▶ **TASK INSTRUCTIONS**
Lines holding the string "yunyangrc" are the ones to copy; find them all in the data.

▶ **RECORDS SUPPLIED**

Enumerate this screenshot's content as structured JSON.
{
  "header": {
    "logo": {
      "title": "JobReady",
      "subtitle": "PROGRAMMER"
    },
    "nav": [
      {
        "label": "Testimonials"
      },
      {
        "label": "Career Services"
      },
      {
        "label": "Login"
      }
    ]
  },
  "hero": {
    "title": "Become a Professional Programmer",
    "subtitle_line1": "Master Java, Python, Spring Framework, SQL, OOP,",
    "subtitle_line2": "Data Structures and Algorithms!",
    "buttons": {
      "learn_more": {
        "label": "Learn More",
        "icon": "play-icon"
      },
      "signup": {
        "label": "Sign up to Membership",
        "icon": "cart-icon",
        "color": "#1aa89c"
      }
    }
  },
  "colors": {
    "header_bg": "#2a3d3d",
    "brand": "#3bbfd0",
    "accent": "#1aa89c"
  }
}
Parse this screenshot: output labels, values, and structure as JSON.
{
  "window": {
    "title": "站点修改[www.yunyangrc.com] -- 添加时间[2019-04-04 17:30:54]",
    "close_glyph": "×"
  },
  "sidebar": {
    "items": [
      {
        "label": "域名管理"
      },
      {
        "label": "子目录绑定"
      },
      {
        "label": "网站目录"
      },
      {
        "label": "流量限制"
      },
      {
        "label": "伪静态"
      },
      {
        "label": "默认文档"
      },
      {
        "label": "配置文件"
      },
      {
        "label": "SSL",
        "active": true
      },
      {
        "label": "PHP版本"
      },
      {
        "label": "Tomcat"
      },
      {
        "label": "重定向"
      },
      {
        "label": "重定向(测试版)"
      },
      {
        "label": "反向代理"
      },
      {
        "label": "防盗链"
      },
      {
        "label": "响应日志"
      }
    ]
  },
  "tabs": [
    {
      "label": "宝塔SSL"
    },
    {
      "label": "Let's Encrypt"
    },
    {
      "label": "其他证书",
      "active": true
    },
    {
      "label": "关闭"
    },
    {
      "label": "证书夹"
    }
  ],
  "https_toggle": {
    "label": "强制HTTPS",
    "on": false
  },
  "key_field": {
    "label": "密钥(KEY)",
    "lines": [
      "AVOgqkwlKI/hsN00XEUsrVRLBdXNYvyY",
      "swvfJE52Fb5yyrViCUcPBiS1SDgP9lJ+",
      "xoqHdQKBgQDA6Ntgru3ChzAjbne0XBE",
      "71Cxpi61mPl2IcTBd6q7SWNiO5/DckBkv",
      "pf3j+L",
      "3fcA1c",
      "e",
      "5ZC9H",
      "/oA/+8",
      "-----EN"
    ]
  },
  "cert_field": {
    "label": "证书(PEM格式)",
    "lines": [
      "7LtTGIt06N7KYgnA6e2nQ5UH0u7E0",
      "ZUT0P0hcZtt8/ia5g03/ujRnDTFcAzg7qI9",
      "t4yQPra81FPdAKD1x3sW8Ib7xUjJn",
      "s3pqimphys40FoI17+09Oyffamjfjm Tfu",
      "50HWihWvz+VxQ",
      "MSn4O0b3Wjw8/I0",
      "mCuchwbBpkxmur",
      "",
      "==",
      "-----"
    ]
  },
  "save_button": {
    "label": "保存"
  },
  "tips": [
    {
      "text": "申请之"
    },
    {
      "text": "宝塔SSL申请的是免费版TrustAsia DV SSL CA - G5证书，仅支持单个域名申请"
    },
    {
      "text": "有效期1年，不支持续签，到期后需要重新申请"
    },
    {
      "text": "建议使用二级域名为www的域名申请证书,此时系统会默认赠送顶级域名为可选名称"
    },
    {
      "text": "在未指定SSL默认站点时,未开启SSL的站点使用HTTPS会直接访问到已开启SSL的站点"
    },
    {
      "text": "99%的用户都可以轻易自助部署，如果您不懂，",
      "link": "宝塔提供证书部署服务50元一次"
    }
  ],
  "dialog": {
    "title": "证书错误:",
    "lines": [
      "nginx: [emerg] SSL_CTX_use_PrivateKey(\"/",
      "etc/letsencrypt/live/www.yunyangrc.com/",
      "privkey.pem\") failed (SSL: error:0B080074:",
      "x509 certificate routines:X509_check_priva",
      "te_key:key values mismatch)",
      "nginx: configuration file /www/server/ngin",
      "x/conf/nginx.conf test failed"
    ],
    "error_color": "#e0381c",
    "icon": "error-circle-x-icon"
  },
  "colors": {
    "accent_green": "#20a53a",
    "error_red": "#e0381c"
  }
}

▶ **FINAL RESULT**
    "title": "站点修改[www.yunyangrc.com] -- 添加时间[2019-04-04 17:30:54]",
      "etc/letsencrypt/live/www.yunyangrc.com/",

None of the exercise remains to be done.